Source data
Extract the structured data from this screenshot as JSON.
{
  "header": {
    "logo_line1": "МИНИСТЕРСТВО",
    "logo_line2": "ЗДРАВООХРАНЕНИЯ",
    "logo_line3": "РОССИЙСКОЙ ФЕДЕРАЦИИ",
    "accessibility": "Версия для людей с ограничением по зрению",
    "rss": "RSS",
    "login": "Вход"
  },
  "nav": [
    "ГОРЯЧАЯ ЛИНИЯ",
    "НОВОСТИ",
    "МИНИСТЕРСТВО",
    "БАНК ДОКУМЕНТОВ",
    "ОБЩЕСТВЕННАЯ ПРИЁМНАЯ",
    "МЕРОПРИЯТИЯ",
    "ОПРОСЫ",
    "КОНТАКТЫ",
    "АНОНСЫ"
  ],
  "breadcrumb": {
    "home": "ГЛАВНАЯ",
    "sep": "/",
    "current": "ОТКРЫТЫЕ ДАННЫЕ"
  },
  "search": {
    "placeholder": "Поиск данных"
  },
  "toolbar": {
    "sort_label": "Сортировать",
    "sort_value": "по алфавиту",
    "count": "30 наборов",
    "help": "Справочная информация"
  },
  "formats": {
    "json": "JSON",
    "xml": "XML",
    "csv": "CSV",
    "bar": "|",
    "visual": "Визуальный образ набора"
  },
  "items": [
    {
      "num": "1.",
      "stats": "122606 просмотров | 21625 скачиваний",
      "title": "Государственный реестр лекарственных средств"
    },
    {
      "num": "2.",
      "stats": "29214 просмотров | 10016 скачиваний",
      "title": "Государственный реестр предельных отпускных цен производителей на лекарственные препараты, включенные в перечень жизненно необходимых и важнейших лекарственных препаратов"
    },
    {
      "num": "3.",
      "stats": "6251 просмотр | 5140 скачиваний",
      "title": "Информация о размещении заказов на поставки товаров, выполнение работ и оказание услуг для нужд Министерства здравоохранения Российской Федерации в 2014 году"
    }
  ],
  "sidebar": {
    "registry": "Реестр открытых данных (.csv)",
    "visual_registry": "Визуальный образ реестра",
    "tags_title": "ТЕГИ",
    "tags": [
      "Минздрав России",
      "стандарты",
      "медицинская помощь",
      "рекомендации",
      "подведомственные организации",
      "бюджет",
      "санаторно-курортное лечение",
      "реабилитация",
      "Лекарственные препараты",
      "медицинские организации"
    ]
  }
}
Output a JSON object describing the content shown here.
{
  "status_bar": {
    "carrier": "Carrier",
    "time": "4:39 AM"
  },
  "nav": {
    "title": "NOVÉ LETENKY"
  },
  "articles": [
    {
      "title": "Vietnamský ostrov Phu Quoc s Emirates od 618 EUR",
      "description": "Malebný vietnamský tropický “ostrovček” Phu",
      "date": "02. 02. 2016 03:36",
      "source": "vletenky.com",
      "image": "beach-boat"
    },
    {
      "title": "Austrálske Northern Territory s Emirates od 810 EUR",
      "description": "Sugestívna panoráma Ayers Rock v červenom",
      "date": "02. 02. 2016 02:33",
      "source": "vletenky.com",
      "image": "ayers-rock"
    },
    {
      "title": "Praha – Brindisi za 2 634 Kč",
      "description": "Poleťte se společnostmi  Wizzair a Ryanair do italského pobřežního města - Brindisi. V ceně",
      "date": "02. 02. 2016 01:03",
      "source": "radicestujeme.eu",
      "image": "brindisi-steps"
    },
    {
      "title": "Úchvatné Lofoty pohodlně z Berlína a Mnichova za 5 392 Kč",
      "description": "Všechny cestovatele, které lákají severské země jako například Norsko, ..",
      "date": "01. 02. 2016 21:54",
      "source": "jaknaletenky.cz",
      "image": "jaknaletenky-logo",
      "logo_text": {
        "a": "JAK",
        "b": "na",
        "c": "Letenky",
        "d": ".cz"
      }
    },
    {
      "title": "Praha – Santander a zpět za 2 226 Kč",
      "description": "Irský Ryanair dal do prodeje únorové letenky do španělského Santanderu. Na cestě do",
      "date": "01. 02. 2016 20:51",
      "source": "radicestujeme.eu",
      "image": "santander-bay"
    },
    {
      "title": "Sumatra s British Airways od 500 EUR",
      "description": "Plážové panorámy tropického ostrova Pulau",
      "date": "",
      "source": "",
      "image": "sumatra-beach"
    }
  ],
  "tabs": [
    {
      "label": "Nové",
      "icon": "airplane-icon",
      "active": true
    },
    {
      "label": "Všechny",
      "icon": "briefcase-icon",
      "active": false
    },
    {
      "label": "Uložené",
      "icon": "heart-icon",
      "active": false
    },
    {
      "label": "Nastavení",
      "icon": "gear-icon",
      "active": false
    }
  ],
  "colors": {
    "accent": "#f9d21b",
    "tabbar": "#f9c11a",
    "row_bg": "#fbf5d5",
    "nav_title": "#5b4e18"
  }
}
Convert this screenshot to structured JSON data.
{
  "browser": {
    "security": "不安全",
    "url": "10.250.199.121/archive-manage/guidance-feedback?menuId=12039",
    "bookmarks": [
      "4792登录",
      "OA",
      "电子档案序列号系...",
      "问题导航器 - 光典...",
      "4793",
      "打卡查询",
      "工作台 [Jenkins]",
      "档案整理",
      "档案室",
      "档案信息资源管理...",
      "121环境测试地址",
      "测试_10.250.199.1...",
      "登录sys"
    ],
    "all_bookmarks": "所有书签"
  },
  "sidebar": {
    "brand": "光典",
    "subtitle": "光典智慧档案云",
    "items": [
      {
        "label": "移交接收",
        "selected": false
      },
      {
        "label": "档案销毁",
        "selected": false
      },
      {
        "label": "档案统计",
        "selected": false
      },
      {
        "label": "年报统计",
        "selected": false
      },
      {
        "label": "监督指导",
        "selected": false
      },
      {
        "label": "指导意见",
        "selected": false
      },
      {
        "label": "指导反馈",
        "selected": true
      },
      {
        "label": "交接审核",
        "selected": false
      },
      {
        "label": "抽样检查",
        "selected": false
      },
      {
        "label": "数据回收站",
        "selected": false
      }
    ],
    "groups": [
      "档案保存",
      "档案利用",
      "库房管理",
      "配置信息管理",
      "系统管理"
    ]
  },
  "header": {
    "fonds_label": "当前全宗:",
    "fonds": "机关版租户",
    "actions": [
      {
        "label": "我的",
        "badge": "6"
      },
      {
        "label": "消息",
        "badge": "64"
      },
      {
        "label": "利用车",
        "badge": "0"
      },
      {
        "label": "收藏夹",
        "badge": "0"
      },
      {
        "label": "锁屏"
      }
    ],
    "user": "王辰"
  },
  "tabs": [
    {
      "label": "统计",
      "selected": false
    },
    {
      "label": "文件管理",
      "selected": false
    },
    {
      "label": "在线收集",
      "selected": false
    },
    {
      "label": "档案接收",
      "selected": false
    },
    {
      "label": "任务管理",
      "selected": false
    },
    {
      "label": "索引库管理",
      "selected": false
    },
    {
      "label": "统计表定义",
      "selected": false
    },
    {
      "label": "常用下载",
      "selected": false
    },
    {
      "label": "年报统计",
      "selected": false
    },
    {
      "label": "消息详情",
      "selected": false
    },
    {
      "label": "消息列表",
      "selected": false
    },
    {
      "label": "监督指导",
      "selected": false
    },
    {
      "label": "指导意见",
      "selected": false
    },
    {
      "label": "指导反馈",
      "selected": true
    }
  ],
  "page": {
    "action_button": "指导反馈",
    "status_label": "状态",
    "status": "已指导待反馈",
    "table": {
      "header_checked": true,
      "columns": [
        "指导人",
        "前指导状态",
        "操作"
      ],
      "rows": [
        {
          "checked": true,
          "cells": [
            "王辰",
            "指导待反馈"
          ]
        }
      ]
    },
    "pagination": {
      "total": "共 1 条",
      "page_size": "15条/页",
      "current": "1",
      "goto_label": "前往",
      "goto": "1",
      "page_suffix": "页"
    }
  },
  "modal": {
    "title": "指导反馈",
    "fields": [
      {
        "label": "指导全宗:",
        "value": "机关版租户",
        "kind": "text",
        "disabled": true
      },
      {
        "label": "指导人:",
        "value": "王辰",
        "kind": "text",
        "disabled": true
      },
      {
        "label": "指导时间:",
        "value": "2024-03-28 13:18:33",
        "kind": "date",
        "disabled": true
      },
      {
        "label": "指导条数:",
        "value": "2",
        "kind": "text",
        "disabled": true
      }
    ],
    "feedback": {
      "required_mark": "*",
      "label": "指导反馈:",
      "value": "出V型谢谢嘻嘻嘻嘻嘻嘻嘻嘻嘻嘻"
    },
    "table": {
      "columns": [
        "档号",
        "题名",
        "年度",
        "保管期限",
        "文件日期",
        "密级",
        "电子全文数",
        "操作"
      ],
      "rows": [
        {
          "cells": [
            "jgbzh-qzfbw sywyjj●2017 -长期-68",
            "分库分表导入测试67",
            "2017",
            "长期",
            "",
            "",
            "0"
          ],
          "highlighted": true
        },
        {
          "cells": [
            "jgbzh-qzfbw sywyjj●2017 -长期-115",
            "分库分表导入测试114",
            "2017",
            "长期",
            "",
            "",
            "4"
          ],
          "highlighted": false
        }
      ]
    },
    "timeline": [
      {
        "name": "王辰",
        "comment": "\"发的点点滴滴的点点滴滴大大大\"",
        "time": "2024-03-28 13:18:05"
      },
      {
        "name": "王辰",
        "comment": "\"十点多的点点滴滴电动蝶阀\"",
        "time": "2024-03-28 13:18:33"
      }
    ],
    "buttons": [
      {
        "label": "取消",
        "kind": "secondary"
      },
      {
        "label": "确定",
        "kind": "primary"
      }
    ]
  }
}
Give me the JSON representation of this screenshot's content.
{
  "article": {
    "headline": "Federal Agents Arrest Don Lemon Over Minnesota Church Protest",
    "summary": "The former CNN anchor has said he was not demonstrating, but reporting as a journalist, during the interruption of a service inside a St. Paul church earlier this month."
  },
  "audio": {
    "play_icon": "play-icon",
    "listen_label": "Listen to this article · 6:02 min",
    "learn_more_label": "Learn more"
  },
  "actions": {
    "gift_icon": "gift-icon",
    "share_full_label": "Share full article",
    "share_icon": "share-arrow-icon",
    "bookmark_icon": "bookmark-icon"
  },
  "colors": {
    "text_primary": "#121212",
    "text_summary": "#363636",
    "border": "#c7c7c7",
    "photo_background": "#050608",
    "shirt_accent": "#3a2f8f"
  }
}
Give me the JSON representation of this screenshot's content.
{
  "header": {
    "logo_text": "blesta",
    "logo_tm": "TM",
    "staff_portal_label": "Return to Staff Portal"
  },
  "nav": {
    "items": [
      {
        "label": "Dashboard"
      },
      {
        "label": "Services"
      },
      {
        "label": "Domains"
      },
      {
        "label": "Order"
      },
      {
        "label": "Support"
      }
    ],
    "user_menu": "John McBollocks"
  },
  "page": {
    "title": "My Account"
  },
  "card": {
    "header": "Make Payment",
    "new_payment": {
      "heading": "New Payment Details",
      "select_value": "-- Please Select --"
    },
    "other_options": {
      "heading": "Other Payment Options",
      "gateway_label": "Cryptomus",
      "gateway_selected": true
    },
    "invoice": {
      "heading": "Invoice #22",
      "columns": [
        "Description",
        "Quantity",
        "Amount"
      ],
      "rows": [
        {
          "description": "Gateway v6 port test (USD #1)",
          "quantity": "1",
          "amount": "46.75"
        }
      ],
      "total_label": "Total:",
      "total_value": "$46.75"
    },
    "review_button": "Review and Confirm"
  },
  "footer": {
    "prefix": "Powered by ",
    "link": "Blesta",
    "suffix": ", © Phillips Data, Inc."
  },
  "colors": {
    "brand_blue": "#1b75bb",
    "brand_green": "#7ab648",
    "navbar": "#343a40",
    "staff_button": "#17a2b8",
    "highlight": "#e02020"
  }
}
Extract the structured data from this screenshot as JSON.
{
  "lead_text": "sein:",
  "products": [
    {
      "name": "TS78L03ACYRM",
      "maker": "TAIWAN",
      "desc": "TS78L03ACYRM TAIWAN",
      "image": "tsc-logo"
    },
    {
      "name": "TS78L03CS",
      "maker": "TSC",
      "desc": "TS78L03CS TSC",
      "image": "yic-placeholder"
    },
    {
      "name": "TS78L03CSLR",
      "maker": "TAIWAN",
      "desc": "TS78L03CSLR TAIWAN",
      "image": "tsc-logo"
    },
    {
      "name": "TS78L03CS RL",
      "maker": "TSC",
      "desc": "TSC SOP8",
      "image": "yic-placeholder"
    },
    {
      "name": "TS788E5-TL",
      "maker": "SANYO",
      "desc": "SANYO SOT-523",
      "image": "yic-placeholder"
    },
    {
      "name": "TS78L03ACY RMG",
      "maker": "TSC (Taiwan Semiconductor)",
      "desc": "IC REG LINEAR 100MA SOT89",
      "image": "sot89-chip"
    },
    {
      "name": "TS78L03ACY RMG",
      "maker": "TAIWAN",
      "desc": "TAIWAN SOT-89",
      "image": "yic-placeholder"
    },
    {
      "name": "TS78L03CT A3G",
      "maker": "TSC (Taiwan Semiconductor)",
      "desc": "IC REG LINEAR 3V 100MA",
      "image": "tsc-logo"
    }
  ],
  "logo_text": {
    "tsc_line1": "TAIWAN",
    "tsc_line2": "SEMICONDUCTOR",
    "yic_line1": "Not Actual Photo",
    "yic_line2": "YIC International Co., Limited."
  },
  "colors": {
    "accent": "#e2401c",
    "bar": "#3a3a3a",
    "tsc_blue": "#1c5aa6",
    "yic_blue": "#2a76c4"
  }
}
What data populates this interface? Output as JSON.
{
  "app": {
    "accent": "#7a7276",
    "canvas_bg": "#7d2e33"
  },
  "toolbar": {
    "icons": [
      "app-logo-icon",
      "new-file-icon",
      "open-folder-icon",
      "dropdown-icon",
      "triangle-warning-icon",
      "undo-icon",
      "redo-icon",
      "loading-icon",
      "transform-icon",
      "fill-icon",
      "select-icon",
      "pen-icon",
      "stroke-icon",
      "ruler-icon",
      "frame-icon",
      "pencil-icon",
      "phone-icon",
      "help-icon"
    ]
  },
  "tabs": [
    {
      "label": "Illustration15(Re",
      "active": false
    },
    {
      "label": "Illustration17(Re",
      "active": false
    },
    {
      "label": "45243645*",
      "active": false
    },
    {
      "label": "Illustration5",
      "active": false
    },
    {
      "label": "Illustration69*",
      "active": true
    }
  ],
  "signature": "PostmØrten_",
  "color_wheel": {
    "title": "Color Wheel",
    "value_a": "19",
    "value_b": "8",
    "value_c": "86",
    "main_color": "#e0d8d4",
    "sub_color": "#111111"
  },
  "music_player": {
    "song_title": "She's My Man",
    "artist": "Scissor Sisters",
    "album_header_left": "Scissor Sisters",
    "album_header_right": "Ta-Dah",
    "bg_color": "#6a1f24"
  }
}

Instructions to follow.
Search the data for "Ryanair". Copy every line that has it.

Exercise response.
      "description": "Poleťte se společnostmi  Wizzair a Ryanair do italského pobřežního města - Brindisi. V ceně",
      "description": "Irský Ryanair dal do prodeje únorové letenky do španělského Santanderu. Na cestě do",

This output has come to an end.